Record set:
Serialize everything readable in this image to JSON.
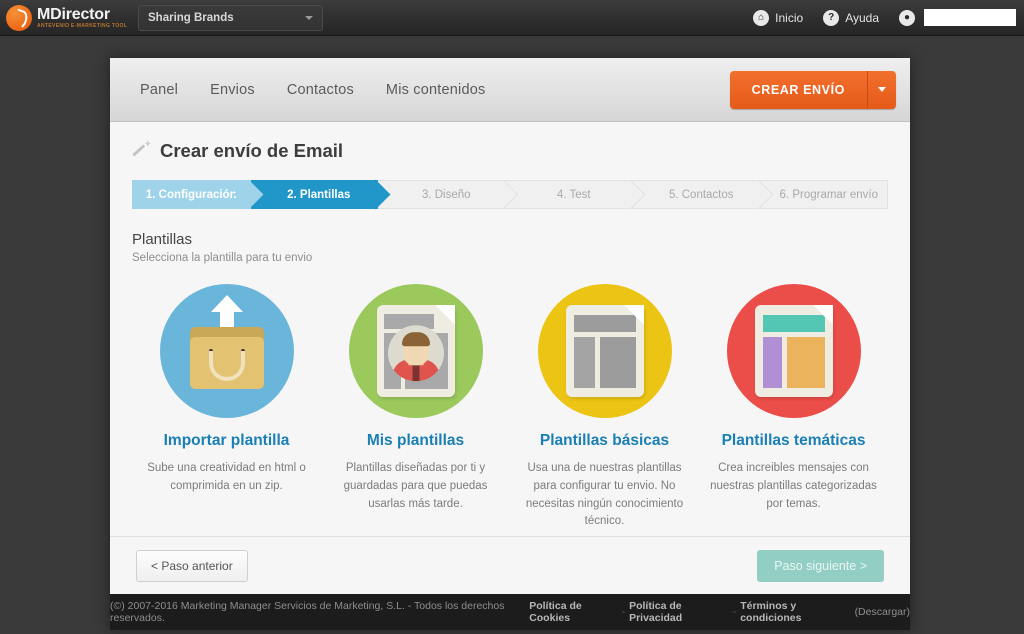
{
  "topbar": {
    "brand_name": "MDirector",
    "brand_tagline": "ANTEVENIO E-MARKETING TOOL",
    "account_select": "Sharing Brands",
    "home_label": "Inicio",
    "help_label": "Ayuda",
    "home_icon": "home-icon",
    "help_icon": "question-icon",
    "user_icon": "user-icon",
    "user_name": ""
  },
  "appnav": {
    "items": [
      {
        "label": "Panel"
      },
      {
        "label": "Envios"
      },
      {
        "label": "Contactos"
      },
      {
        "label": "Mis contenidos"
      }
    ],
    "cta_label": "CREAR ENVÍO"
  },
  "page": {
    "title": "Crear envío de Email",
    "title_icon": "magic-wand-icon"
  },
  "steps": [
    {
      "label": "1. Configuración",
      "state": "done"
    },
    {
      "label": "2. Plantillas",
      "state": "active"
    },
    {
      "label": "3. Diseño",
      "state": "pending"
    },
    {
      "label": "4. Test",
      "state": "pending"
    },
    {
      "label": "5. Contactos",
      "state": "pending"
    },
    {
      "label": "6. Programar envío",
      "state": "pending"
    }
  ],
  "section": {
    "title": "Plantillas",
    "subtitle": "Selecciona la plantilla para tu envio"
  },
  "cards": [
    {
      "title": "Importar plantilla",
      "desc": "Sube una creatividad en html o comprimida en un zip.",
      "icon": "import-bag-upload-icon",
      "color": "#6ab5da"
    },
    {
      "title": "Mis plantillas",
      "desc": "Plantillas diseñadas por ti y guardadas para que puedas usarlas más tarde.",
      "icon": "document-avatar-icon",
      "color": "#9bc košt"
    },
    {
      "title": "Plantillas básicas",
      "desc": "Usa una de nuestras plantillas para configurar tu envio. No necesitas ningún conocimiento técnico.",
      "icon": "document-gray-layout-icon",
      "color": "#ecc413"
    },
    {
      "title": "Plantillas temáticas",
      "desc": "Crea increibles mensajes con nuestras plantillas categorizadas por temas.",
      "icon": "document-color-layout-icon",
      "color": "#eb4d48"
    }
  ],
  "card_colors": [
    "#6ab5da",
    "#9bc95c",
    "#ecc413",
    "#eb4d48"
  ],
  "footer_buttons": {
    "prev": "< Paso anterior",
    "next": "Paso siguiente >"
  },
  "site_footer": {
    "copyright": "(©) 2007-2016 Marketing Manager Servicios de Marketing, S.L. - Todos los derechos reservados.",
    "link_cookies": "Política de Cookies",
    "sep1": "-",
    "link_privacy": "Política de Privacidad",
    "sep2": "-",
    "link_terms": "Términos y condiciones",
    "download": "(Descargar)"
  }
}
--
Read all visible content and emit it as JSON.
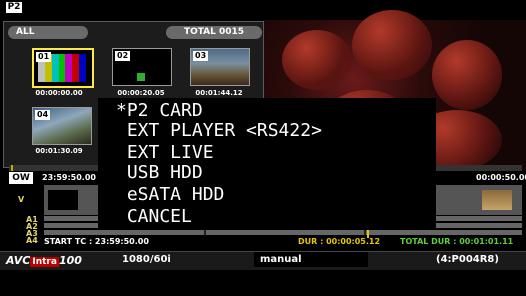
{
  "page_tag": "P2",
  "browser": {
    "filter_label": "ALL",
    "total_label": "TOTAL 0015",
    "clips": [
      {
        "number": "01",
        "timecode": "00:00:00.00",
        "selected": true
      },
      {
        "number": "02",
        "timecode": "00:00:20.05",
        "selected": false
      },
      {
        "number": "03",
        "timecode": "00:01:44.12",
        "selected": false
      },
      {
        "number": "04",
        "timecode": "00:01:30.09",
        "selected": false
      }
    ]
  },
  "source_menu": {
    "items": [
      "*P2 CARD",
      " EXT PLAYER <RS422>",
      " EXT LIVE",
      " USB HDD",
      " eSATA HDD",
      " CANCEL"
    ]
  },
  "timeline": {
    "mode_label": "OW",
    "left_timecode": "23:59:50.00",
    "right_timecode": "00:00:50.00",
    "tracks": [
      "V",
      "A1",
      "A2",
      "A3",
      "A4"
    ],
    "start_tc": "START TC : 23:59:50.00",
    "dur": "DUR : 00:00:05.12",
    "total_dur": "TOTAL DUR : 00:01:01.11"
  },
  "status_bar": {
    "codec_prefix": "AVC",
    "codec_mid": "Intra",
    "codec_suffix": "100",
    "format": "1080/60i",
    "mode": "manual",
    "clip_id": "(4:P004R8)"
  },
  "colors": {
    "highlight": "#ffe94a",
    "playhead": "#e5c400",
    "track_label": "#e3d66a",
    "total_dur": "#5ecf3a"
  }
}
==
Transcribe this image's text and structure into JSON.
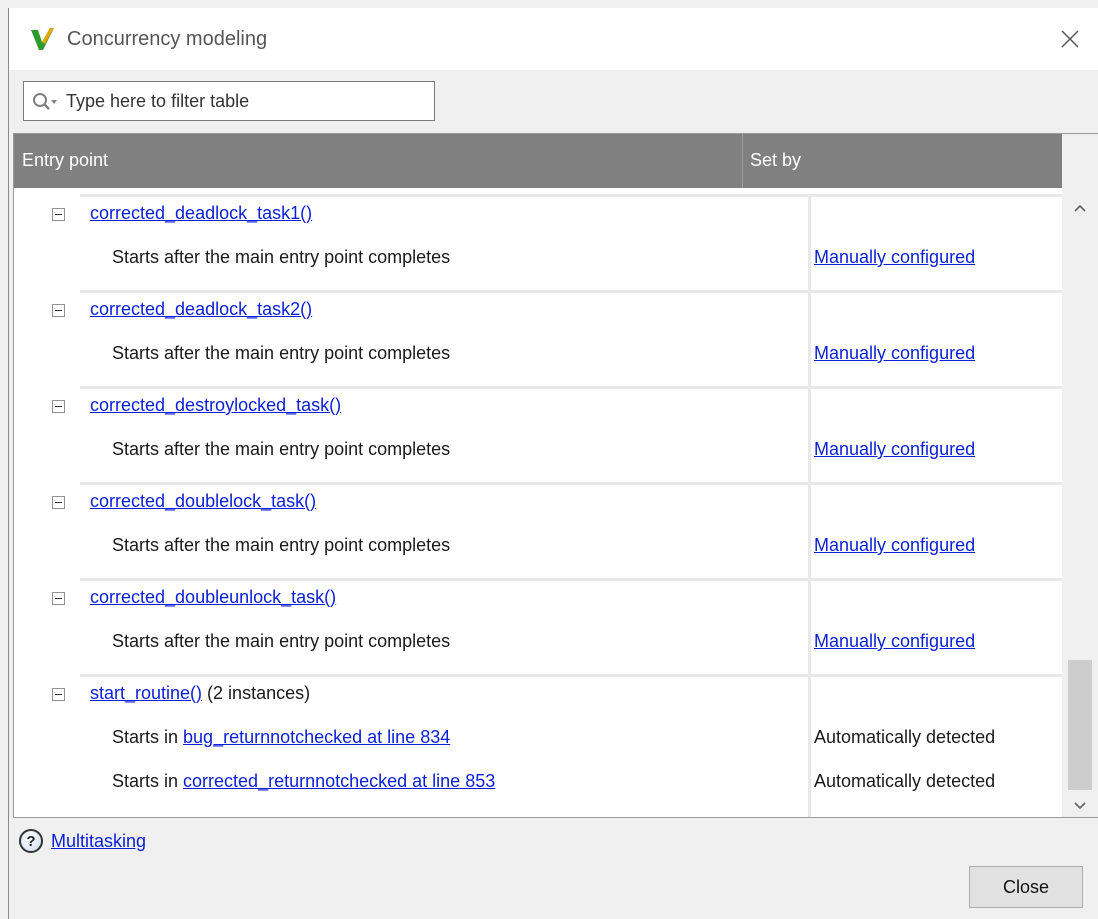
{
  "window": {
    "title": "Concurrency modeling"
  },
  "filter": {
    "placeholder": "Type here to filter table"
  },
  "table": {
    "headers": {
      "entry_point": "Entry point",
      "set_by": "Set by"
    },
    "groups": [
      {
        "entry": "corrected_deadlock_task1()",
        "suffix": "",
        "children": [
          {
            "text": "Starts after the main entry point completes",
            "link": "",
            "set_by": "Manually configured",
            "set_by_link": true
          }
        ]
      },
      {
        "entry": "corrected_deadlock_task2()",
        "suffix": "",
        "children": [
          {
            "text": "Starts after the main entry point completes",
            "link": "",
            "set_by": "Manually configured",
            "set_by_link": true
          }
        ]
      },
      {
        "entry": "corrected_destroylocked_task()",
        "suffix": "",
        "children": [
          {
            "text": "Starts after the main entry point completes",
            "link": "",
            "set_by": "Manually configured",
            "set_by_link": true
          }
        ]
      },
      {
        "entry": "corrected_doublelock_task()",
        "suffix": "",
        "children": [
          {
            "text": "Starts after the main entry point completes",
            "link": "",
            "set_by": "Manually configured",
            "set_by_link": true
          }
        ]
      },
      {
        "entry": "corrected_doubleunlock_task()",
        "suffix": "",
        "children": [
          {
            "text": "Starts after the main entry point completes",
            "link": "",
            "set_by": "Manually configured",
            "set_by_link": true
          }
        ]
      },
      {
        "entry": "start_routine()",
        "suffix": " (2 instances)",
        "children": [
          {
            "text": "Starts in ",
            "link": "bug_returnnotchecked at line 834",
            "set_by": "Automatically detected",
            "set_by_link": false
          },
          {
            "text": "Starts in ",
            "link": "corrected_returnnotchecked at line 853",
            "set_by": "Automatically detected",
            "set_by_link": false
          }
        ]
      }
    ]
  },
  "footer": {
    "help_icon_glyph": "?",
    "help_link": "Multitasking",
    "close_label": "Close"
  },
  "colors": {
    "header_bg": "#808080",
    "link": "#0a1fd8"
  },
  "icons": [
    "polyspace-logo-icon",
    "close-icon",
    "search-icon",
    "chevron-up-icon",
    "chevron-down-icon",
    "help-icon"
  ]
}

Direction:
Show every line in the entries where the string "image" occurs.

Task answer:
Serialize everything readable in this image to JSON.
Transcribe this image's text and structure into JSON.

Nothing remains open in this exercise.